» Assigned task: In the text on organogermane reactivity, which catalytic cycle did the Pd(TFA)2-catalyzed oxidative C–O cross-coupling proceed through?

Highly electrophilic cationic Pd nanoparticle can activate the C–Ge bond of ArGeEt3. The Pd nanoparticle is exclusively reactive towards organogermanes with aryl iodides (ArI) or aryl iodonium salts (Ar2I+) as electrophilic coupling partners. Other cross-coupling-reactive functional groups, such as other (psudo)halides, aryl boronic esters, stayed intact during the reaction. In comparison, under traditional Pd(0)-catalyzed cross-coupling conditions, ArGeEt3 are inert while aryl boronic acids/esters are reactive. Besides, ArGeEt3 bearing electron-deficient aryl groups, whose aryl boronic acid analogues are highly unstable, have excellent stability instead, allowing the use of them as nucleophiles in cross-coupling reactions.Pd(TFA)2 is another reactive catalyst for transmetallation of ArGeEt3. It has an electron-deficient Pd center and provides thermodynamic driving force by forming TFA–GeEt3. Based on this strategy, an oxidative C–O cross-coupling method catalyzed by Pd(TFA)2 was reported. The reaction proceeded through a Pd(II)/Pd(IV) catalytic cycle. Similarly, other reactive functional groups for cross-coupling such as (pseudo)halides and boronic esters are well tolerated.[3]
In addition to Pd nanoparticle and Pd(TFA)2, other electron-deficient transition-metal complexes, such as Au(III) or cationic Au(I) complexes, are reactive for C–Ge bond activation to give aryl gold (Ar–Au) as transmetallation intermediate. Merging this reactivity with C(aryl)–H activation or photo-induced oxidative addition of ArN2BF4 with gold catalysts, C(aryl)–H functionalization[4] [5] or C(aryl)–C(aryl) cross-coupling[6] can be realized via Au(I)/Au(III) catalytic cycle. Under the employed conditions, ArGeEt3 are more reactive compared with its aryl silane or boronic ester analogues. Additionally, gold complexes are unreactive with oxidative addition with (pseudo)halides. In conclusion, these reactions also showed great orthogonal reactivity with different reactive functional groups.Au-catalyzed C(aryl)–C(alkynyl) cross-coupling was reported with alkynyl germanes as nucleophiles and ArN2BF4 as coupling partners under photoirradiation condition. Not surprisingly, this method showed orthogonality against Sonogashira Coupling.[7]
ArGeEt3 can react with electrophilic halogen sources without transition-metal catalysts to give ipso halogenation product under mild conditions.[8] For the bromination (with NBS) and iodination (with NIS), the reaction is highly chemoselective, with halogenation solely taking place at C–Ge in presence of electron-rich arene, heterocycle substrates or other reactive functional groups. The mechanistic study supports a concerted SEAr-type pathway.Aryl germanes are stable against selectfluor. The electrophilic fluorination will selectively place at the –Bu3Sn site in presence of –GeEt3. Other Ar–M species, such as aryl boronic acids/esters and silanes, cannot stay intact under this condition.Based on its unique reactivity, organogermanes can be viewed as masked halides in organic synthesis, which enables the modular synthesis of polyarenes.[9]
C–Ge bonds of alkyl germanes can be homolyzed by photoirradiation, generating alkyl radical, which can be captured by electron-deficient alkenes.[10] This Giese-type reaction has excellent orthogonal selectivity. Reactive functional groups such as halides, boronic esters can be well tolerated.

» Supplied records:
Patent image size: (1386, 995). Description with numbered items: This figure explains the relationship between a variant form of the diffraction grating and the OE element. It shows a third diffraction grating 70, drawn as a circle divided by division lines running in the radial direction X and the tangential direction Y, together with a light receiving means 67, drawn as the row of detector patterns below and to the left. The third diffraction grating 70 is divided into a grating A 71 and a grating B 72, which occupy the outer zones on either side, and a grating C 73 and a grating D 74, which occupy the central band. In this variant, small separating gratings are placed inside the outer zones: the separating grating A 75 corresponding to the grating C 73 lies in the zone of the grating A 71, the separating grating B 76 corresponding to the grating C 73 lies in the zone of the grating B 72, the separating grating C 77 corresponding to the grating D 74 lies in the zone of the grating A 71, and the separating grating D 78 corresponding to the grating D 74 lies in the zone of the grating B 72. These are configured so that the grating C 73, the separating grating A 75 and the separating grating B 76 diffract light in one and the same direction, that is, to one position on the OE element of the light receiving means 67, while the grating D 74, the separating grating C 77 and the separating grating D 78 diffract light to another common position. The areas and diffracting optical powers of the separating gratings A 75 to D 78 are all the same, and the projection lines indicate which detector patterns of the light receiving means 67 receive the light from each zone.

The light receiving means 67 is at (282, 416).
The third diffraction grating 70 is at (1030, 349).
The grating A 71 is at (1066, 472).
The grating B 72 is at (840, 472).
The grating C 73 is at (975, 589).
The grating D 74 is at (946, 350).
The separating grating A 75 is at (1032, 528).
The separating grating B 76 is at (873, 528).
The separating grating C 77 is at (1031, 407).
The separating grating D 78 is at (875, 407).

» Response to the exercise: A Pd(II)/Pd(IV) catalytic cycle.